## Problem requirements
For each line in the data below that holds "Importance", return a copy.

## Data to use

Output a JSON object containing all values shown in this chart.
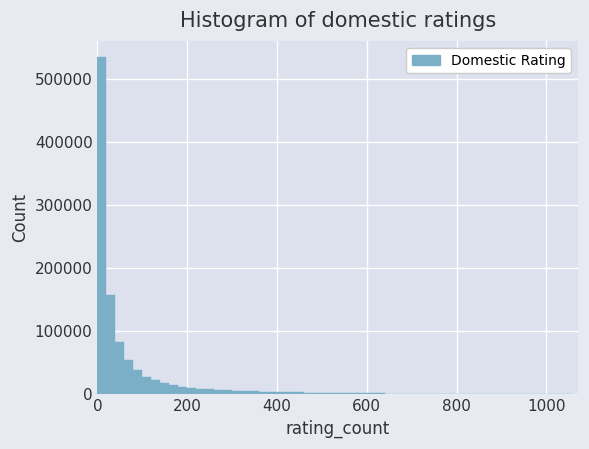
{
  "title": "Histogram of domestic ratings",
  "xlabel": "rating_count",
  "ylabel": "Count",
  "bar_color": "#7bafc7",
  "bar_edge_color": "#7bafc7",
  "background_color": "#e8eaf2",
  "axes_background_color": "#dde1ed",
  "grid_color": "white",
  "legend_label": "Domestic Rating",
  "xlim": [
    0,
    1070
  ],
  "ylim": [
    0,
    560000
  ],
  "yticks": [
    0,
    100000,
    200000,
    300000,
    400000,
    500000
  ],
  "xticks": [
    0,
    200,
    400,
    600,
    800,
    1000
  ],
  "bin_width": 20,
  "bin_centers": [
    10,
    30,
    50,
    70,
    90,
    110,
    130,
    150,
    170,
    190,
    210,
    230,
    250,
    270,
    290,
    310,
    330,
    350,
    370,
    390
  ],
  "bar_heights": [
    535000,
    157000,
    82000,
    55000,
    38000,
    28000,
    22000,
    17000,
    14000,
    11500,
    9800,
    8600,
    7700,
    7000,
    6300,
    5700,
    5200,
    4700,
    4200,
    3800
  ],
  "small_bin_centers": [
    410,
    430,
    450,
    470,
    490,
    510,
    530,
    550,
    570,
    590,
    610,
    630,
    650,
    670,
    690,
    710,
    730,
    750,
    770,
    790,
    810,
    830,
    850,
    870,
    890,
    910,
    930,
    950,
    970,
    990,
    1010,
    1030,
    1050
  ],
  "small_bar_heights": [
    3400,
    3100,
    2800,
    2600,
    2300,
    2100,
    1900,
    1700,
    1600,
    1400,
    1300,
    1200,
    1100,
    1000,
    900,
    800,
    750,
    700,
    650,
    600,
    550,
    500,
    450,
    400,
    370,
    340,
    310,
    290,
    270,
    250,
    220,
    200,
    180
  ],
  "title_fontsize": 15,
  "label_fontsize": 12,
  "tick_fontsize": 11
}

* * *

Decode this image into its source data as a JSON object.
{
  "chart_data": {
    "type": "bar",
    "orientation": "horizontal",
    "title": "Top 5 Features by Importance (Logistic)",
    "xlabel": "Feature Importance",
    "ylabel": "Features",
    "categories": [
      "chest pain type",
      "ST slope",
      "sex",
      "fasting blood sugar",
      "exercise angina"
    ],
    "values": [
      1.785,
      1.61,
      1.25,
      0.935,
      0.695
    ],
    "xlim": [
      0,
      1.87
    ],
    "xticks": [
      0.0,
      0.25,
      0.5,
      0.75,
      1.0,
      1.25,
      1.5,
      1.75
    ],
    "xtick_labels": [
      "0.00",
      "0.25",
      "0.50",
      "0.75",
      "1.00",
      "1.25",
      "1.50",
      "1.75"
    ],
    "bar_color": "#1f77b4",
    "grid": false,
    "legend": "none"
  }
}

## Solution to this exercise
    "title": "Top 5 Features by Importance (Logistic)",
    "xlabel": "Feature Importance",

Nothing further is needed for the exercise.